::: Data excerpts :::

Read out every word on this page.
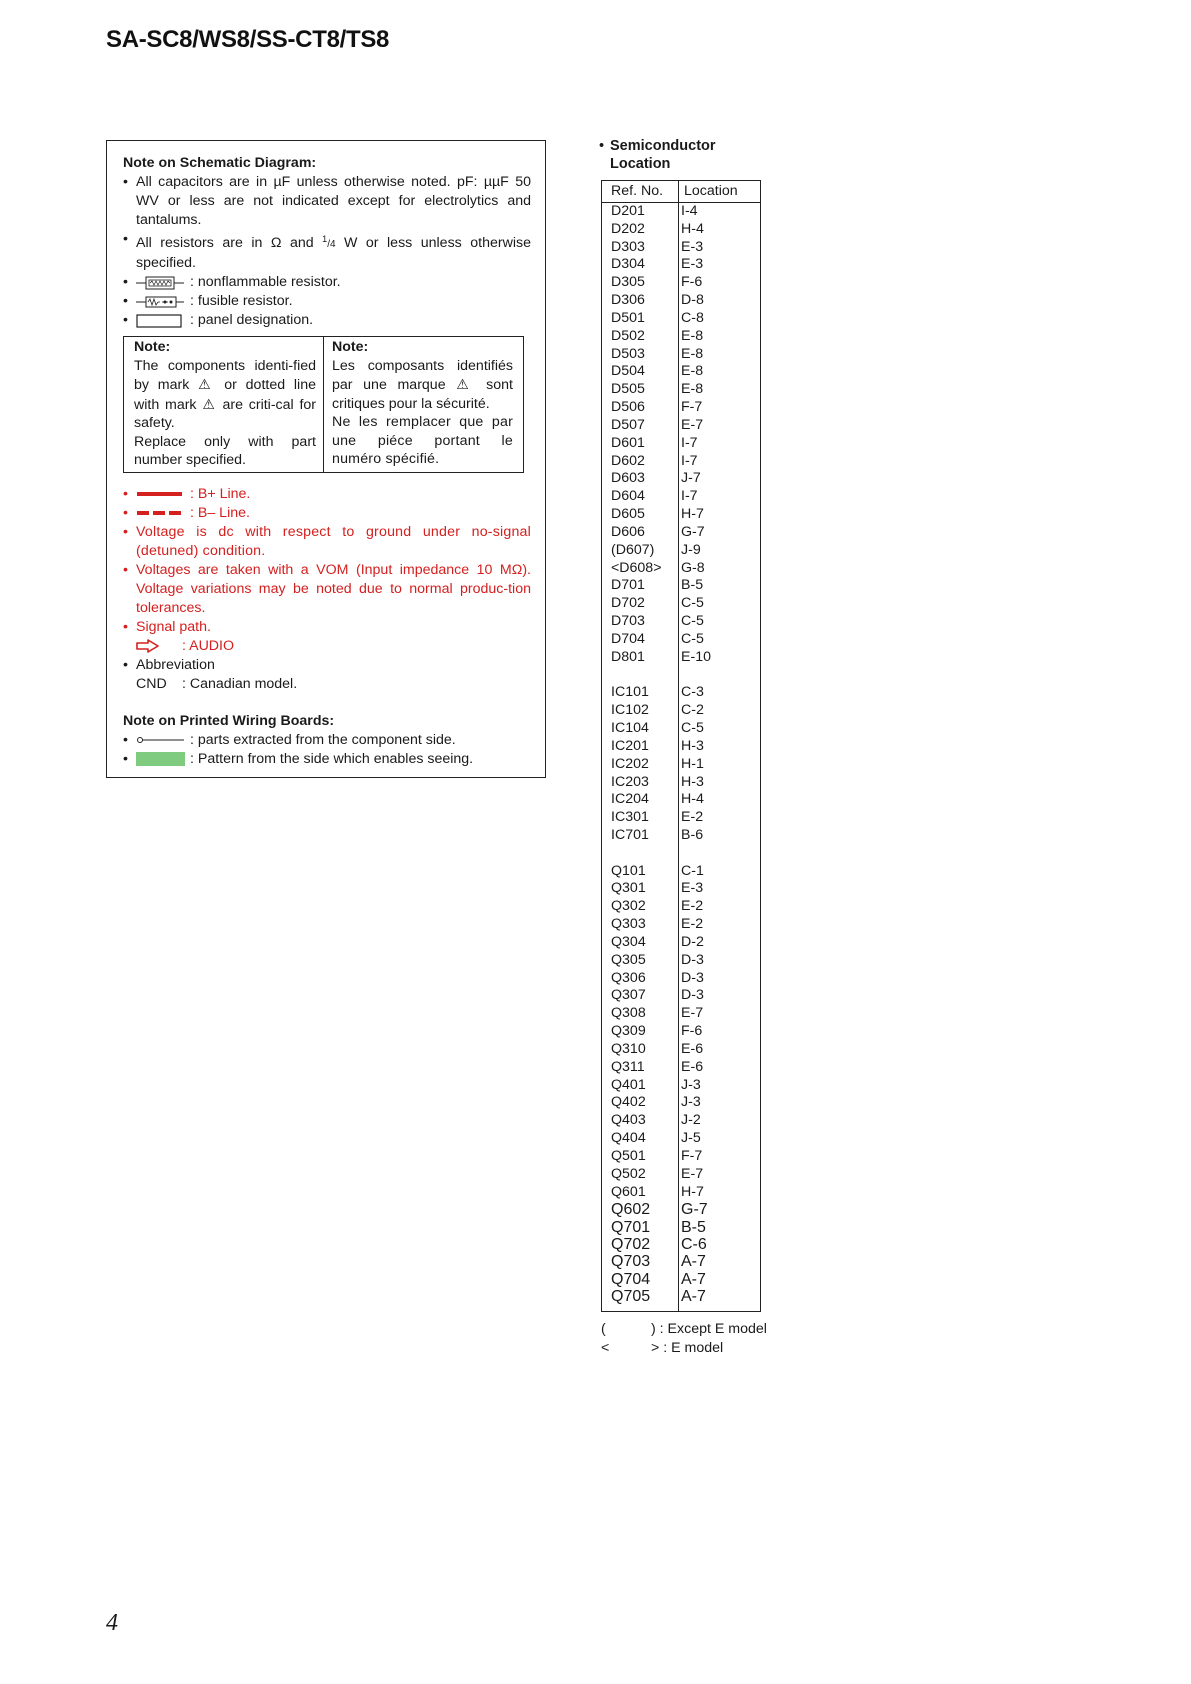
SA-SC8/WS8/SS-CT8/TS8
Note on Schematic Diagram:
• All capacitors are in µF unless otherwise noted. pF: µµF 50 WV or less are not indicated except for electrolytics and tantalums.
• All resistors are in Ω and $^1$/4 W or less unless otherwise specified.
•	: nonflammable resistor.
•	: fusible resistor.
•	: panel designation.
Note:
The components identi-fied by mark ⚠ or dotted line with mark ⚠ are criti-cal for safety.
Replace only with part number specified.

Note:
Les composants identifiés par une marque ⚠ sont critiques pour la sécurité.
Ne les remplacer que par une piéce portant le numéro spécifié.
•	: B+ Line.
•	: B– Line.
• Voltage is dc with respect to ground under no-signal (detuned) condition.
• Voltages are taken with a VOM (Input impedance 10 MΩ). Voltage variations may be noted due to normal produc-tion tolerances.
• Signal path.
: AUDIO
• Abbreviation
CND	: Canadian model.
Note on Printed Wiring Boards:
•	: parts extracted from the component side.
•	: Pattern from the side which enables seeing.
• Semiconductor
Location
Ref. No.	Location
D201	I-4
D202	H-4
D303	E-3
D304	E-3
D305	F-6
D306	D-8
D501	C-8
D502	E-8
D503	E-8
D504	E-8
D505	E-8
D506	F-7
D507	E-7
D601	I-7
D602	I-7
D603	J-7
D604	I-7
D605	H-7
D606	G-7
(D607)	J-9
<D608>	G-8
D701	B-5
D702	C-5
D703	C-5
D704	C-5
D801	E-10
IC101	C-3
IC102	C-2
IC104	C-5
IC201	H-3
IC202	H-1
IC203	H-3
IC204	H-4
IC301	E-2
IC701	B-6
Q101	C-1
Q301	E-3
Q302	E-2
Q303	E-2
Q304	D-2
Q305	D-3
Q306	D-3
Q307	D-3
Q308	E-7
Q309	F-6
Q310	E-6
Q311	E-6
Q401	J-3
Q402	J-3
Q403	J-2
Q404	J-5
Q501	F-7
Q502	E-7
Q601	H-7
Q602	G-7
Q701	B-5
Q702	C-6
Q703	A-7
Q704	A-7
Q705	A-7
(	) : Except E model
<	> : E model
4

:::
::: Data excerpts :::

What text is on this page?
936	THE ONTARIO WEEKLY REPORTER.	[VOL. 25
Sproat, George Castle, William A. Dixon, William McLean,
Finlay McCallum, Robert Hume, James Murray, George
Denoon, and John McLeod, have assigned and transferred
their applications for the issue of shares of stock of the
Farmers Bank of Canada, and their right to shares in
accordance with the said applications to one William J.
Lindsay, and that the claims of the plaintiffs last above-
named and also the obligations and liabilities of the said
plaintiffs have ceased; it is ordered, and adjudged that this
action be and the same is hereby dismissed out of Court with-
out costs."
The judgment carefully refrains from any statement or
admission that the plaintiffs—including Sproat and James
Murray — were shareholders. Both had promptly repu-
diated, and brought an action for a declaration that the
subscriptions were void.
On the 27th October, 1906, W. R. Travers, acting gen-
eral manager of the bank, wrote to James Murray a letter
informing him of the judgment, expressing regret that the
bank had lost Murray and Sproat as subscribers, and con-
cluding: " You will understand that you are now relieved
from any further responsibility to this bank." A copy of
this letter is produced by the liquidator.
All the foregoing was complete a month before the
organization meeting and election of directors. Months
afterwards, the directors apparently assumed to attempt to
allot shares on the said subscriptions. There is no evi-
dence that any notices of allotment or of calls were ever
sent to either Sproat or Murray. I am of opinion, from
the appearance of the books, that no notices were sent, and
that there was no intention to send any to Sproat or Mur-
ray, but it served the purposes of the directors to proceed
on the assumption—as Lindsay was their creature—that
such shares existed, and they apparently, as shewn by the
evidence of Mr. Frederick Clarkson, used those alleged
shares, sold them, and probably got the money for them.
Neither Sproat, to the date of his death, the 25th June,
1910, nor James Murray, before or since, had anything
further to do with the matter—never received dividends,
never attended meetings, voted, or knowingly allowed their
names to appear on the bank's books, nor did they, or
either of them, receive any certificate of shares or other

:::
::: Data excerpts :::

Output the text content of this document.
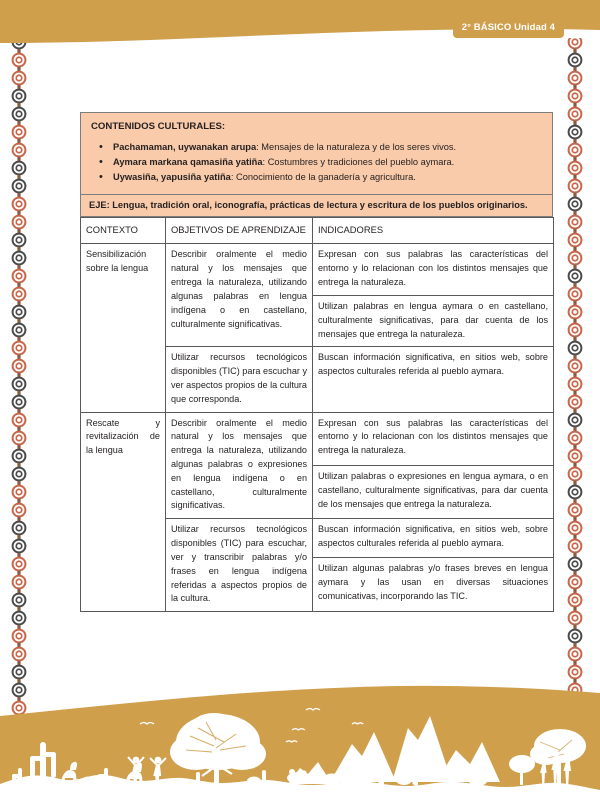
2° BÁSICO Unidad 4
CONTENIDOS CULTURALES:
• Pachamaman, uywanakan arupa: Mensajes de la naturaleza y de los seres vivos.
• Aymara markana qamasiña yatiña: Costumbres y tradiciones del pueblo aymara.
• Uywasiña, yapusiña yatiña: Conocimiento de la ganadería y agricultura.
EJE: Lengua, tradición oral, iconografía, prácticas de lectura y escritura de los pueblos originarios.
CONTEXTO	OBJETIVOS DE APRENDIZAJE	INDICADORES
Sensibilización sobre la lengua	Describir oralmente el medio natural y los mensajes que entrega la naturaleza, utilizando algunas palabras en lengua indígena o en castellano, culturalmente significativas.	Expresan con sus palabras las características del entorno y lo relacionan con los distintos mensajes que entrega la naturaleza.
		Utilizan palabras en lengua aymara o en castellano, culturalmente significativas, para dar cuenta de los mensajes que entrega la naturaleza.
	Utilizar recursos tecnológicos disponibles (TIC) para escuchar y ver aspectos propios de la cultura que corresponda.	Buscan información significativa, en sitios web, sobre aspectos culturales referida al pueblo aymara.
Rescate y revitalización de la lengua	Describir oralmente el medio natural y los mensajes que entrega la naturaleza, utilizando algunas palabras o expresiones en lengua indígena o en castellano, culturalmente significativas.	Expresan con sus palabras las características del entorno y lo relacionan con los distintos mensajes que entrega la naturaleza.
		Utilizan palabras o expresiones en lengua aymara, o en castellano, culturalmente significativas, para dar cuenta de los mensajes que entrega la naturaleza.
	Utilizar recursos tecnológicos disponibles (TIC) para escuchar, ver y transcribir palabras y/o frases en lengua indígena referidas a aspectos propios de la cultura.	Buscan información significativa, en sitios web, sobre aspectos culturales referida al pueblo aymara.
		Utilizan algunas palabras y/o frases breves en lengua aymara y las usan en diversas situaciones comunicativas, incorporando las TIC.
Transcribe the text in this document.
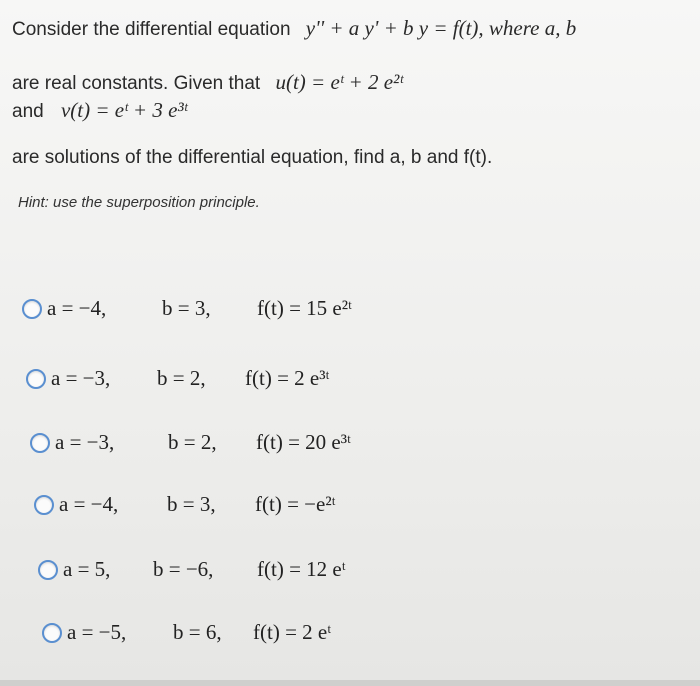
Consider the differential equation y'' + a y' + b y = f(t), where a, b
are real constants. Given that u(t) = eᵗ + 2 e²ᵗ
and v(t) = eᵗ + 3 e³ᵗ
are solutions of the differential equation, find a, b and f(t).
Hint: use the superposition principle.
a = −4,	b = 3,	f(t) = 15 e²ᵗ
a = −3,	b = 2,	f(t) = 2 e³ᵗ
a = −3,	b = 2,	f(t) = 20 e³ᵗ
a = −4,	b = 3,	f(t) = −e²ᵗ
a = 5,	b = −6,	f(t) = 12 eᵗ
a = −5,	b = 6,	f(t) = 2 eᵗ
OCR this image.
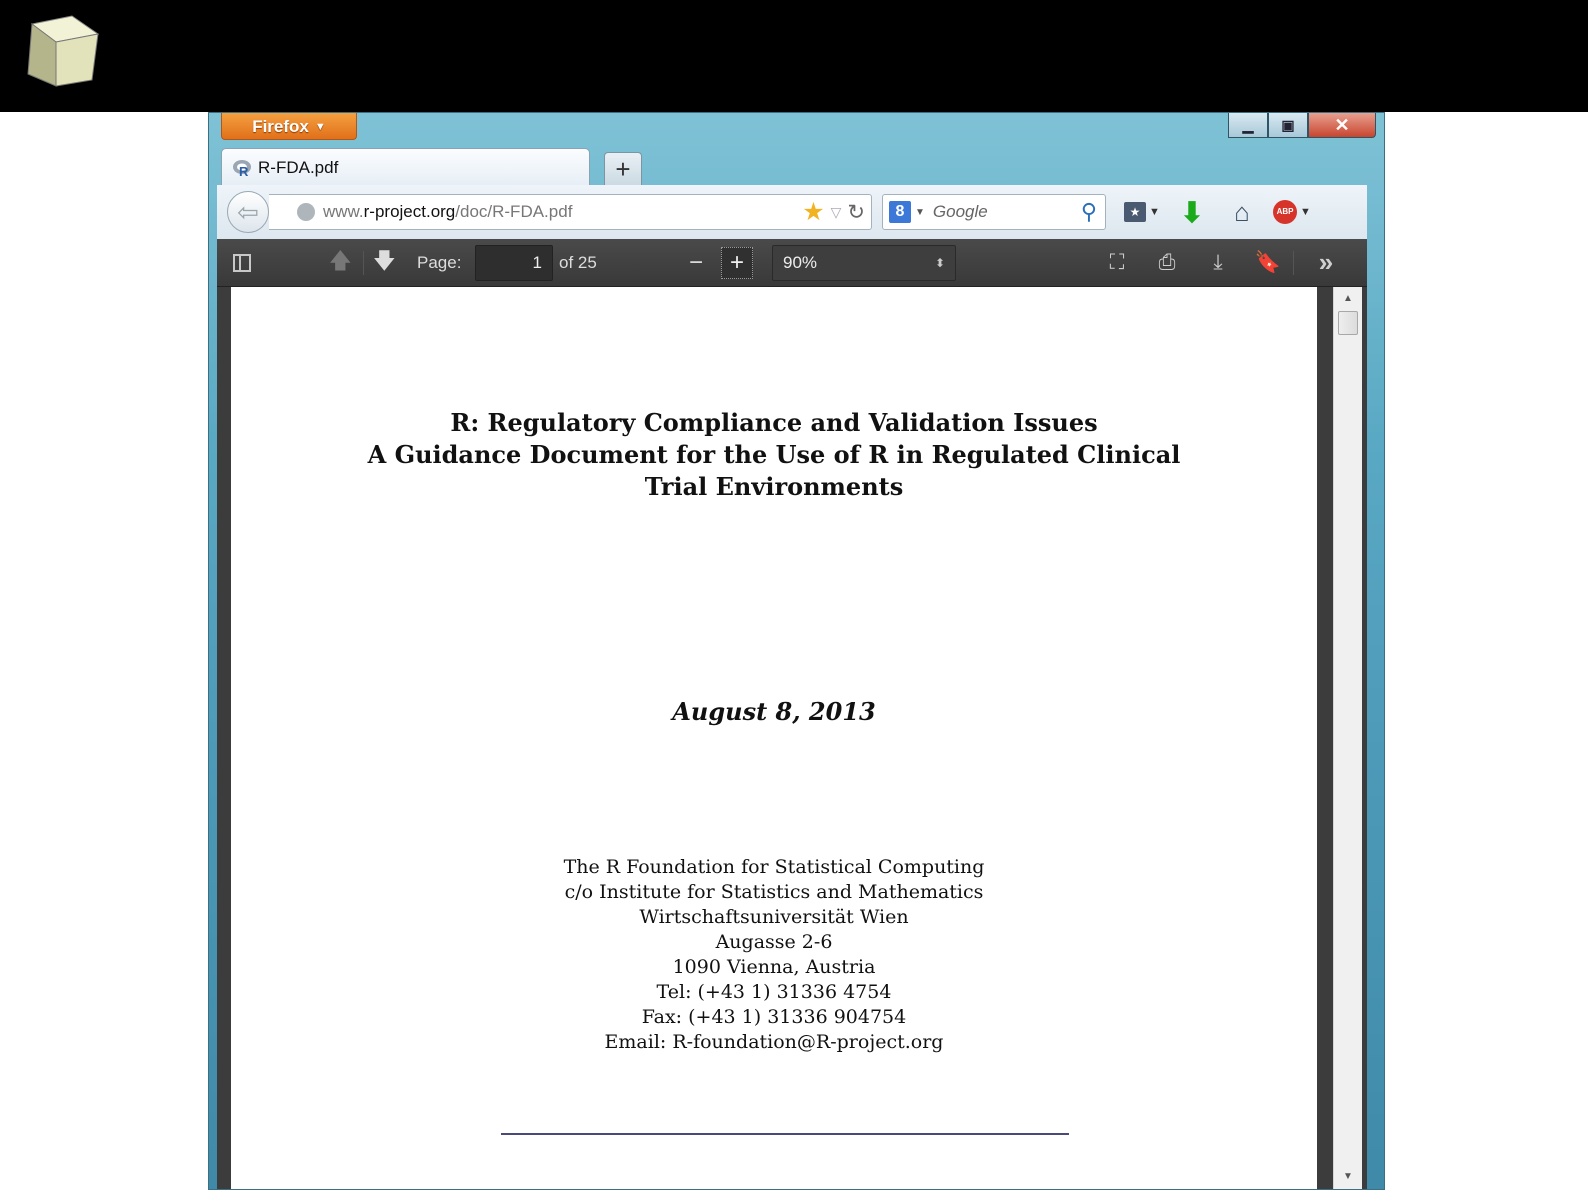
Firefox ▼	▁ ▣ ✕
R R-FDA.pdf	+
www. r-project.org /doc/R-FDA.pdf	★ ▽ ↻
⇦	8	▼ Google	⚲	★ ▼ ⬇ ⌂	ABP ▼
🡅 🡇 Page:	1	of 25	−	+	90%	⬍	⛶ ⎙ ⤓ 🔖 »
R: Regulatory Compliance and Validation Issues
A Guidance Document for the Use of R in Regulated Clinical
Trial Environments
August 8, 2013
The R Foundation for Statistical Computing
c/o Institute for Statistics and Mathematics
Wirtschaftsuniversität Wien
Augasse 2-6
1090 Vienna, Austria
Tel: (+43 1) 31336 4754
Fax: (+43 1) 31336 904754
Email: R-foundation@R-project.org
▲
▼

:::

Work required -> What is the number of lines in the data that hold the word "unless"? Reply with that number and nothing else.

Exercise result -> 2